All of the records below need to be copied exactly.
╭──
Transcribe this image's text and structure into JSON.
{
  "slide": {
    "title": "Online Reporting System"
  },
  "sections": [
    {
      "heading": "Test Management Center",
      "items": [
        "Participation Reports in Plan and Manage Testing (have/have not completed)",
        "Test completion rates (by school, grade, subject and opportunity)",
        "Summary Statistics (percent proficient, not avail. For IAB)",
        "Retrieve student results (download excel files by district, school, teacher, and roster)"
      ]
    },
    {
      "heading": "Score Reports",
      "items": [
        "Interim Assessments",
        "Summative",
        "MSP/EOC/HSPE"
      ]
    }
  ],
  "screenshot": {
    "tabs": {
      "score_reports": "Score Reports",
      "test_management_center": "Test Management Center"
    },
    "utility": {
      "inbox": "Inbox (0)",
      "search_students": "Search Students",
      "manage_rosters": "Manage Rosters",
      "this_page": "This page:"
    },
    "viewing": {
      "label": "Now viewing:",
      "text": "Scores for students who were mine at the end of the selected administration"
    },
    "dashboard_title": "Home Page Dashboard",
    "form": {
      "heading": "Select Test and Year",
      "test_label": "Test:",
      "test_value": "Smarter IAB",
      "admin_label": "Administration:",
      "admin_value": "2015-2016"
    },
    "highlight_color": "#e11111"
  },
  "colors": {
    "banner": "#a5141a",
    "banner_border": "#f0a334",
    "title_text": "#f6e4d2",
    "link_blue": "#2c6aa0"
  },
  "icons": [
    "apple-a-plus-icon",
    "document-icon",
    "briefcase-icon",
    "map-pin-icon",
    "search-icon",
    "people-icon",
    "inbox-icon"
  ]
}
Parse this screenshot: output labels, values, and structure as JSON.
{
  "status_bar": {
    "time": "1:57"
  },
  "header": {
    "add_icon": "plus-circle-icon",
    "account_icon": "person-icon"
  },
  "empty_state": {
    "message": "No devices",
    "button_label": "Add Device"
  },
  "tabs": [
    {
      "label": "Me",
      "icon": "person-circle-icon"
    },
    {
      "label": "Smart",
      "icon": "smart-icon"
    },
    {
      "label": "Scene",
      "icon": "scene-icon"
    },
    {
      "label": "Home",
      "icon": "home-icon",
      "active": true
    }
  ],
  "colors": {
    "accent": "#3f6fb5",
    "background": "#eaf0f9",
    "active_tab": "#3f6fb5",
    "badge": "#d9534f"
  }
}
╰──
Task answer:
Transcribe this image's text and structure into JSON.
{
  "slide": {
    "title": "Online Reporting System"
  },
  "sections": [
    {
      "heading": "Test Management Center",
      "items": [
        "Participation Reports in Plan and Manage Testing (have/have not completed)",
        "Test completion rates (by school, grade, subject and opportunity)",
        "Summary Statistics (percent proficient, not avail. For IAB)",
        "Retrieve student results (download excel files by district, school, teacher, and roster)"
      ]
    },
    {
      "heading": "Score Reports",
      "items": [
        "Interim Assessments",
        "Summative",
        "MSP/EOC/HSPE"
      ]
    }
  ],
  "screenshot": {
    "tabs": {
      "score_reports": "Score Reports",
      "test_management_center": "Test Management Center"
    },
    "utility": {
      "inbox": "Inbox (0)",
      "search_students": "Search Students",
      "manage_rosters": "Manage Rosters",
      "this_page": "This page:"
    },
    "viewing": {
      "label": "Now viewing:",
      "text": "Scores for students who were mine at the end of the selected administration"
    },
    "dashboard_title": "Home Page Dashboard",
    "form": {
      "heading": "Select Test and Year",
      "test_label": "Test:",
      "test_value": "Smarter IAB",
      "admin_label": "Administration:",
      "admin_value": "2015-2016"
    },
    "highlight_color": "#e11111"
  },
  "colors": {
    "banner": "#a5141a",
    "banner_border": "#f0a334",
    "title_text": "#f6e4d2",
    "link_blue": "#2c6aa0"
  },
  "icons": [
    "apple-a-plus-icon",
    "document-icon",
    "briefcase-icon",
    "map-pin-icon",
    "search-icon",
    "people-icon",
    "inbox-icon"
  ]
}
Parse this screenshot: output labels, values, and structure as JSON.
{
  "status_bar": {
    "time": "1:57"
  },
  "header": {
    "add_icon": "plus-circle-icon",
    "account_icon": "person-icon"
  },
  "empty_state": {
    "message": "No devices",
    "button_label": "Add Device"
  },
  "tabs": [
    {
      "label": "Me",
      "icon": "person-circle-icon"
    },
    {
      "label": "Smart",
      "icon": "smart-icon"
    },
    {
      "label": "Scene",
      "icon": "scene-icon"
    },
    {
      "label": "Home",
      "icon": "home-icon",
      "active": true
    }
  ],
  "colors": {
    "accent": "#3f6fb5",
    "background": "#eaf0f9",
    "active_tab": "#3f6fb5",
    "badge": "#d9534f"
  }
}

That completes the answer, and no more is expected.